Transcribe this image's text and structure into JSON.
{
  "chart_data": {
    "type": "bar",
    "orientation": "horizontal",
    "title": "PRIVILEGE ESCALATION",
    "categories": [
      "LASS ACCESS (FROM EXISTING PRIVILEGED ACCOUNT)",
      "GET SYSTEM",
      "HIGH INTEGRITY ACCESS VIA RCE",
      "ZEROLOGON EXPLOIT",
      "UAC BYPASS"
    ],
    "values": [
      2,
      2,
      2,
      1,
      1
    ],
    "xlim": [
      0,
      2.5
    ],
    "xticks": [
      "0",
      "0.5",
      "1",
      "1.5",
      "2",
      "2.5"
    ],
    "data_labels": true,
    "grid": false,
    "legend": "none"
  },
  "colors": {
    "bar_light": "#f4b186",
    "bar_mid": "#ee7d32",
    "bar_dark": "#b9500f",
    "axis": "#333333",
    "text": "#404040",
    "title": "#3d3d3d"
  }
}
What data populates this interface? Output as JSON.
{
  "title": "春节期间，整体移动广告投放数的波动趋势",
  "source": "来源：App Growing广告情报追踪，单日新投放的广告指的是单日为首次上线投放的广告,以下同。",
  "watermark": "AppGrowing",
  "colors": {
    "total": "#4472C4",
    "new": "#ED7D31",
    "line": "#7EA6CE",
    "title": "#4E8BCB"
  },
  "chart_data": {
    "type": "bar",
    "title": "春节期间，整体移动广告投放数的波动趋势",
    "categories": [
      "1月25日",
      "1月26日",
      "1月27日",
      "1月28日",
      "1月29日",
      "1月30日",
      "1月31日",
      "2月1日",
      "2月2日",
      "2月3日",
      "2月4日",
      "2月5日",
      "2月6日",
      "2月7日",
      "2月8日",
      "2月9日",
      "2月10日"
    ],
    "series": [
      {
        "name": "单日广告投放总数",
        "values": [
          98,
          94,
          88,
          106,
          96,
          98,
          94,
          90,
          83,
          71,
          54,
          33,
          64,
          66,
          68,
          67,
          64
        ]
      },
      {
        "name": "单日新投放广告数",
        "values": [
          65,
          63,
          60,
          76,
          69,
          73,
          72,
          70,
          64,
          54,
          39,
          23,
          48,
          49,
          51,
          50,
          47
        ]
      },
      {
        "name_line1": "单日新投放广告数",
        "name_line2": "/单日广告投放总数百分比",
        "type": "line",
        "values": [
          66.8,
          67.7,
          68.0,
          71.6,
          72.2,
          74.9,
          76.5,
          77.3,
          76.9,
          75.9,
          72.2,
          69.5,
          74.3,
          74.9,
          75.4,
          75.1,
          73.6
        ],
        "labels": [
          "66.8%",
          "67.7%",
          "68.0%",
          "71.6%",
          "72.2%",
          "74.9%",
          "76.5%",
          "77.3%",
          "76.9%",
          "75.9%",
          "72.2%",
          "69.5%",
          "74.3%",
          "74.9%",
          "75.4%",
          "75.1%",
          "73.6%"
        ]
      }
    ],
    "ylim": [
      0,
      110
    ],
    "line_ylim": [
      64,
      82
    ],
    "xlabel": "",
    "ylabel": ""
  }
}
=====
WHAT YOU HAVE TO DO: Here, the records must be output exactly and in full.

FINAL RESULT:
Transcribe this image's text and structure into JSON.
{
  "chart_data": {
    "type": "bar",
    "orientation": "horizontal",
    "title": "PRIVILEGE ESCALATION",
    "categories": [
      "LASS ACCESS (FROM EXISTING PRIVILEGED ACCOUNT)",
      "GET SYSTEM",
      "HIGH INTEGRITY ACCESS VIA RCE",
      "ZEROLOGON EXPLOIT",
      "UAC BYPASS"
    ],
    "values": [
      2,
      2,
      2,
      1,
      1
    ],
    "xlim": [
      0,
      2.5
    ],
    "xticks": [
      "0",
      "0.5",
      "1",
      "1.5",
      "2",
      "2.5"
    ],
    "data_labels": true,
    "grid": false,
    "legend": "none"
  },
  "colors": {
    "bar_light": "#f4b186",
    "bar_mid": "#ee7d32",
    "bar_dark": "#b9500f",
    "axis": "#333333",
    "text": "#404040",
    "title": "#3d3d3d"
  }
}
What data populates this interface? Output as JSON.
{
  "title": "春节期间，整体移动广告投放数的波动趋势",
  "source": "来源：App Growing广告情报追踪，单日新投放的广告指的是单日为首次上线投放的广告,以下同。",
  "watermark": "AppGrowing",
  "colors": {
    "total": "#4472C4",
    "new": "#ED7D31",
    "line": "#7EA6CE",
    "title": "#4E8BCB"
  },
  "chart_data": {
    "type": "bar",
    "title": "春节期间，整体移动广告投放数的波动趋势",
    "categories": [
      "1月25日",
      "1月26日",
      "1月27日",
      "1月28日",
      "1月29日",
      "1月30日",
      "1月31日",
      "2月1日",
      "2月2日",
      "2月3日",
      "2月4日",
      "2月5日",
      "2月6日",
      "2月7日",
      "2月8日",
      "2月9日",
      "2月10日"
    ],
    "series": [
      {
        "name": "单日广告投放总数",
        "values": [
          98,
          94,
          88,
          106,
          96,
          98,
          94,
          90,
          83,
          71,
          54,
          33,
          64,
          66,
          68,
          67,
          64
        ]
      },
      {
        "name": "单日新投放广告数",
        "values": [
          65,
          63,
          60,
          76,
          69,
          73,
          72,
          70,
          64,
          54,
          39,
          23,
          48,
          49,
          51,
          50,
          47
        ]
      },
      {
        "name_line1": "单日新投放广告数",
        "name_line2": "/单日广告投放总数百分比",
        "type": "line",
        "values": [
          66.8,
          67.7,
          68.0,
          71.6,
          72.2,
          74.9,
          76.5,
          77.3,
          76.9,
          75.9,
          72.2,
          69.5,
          74.3,
          74.9,
          75.4,
          75.1,
          73.6
        ],
        "labels": [
          "66.8%",
          "67.7%",
          "68.0%",
          "71.6%",
          "72.2%",
          "74.9%",
          "76.5%",
          "77.3%",
          "76.9%",
          "75.9%",
          "72.2%",
          "69.5%",
          "74.3%",
          "74.9%",
          "75.4%",
          "75.1%",
          "73.6%"
        ]
      }
    ],
    "ylim": [
      0,
      110
    ],
    "line_ylim": [
      64,
      82
    ],
    "xlabel": "",
    "ylabel": ""
  }
}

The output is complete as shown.